# GOAL:
Find every line below that contains the word "Keine" and copy it out.

---

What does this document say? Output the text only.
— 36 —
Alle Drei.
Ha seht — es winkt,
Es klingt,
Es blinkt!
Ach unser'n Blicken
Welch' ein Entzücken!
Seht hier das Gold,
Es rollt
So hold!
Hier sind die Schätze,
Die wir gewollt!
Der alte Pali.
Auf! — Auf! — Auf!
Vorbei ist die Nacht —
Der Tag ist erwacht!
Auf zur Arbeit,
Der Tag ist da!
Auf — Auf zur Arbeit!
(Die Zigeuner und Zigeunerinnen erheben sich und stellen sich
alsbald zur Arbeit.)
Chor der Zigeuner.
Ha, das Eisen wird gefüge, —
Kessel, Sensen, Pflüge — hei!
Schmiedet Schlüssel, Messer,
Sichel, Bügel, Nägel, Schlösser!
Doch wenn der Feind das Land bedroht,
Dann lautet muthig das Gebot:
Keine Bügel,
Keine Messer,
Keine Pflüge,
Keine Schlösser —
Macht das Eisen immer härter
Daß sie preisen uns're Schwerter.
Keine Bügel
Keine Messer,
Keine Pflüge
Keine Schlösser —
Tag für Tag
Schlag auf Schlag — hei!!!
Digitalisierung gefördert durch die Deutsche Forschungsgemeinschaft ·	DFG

---

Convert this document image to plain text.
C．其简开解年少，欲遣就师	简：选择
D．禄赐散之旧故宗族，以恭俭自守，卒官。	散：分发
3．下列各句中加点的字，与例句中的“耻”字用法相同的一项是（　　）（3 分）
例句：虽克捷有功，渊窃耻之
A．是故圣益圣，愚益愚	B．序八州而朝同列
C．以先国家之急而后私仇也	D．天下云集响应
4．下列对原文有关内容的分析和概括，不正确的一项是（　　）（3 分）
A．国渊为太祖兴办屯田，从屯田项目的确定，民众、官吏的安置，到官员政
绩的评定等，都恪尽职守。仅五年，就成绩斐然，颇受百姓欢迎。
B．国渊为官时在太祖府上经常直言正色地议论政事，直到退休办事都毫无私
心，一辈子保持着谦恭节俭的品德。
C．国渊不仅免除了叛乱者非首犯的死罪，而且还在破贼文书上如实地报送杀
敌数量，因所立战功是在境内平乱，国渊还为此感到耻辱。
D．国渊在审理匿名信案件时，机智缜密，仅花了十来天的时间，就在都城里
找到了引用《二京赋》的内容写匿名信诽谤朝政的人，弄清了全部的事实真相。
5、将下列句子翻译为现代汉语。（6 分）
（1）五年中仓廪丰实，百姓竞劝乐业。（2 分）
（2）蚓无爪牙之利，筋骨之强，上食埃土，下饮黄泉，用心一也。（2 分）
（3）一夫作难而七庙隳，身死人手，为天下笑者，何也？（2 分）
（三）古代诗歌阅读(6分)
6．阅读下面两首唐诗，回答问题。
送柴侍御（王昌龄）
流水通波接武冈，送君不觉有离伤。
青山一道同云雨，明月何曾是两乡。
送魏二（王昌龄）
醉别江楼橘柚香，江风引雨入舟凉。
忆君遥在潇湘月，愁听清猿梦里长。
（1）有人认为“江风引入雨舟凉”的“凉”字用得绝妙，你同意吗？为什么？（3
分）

---

# WORKED SOLUTION:
Keine Bügel,
Keine Messer,
Keine Pflüge,
Keine Schlösser —
Keine Bügel
Keine Messer,
Keine Pflüge
Keine Schlösser —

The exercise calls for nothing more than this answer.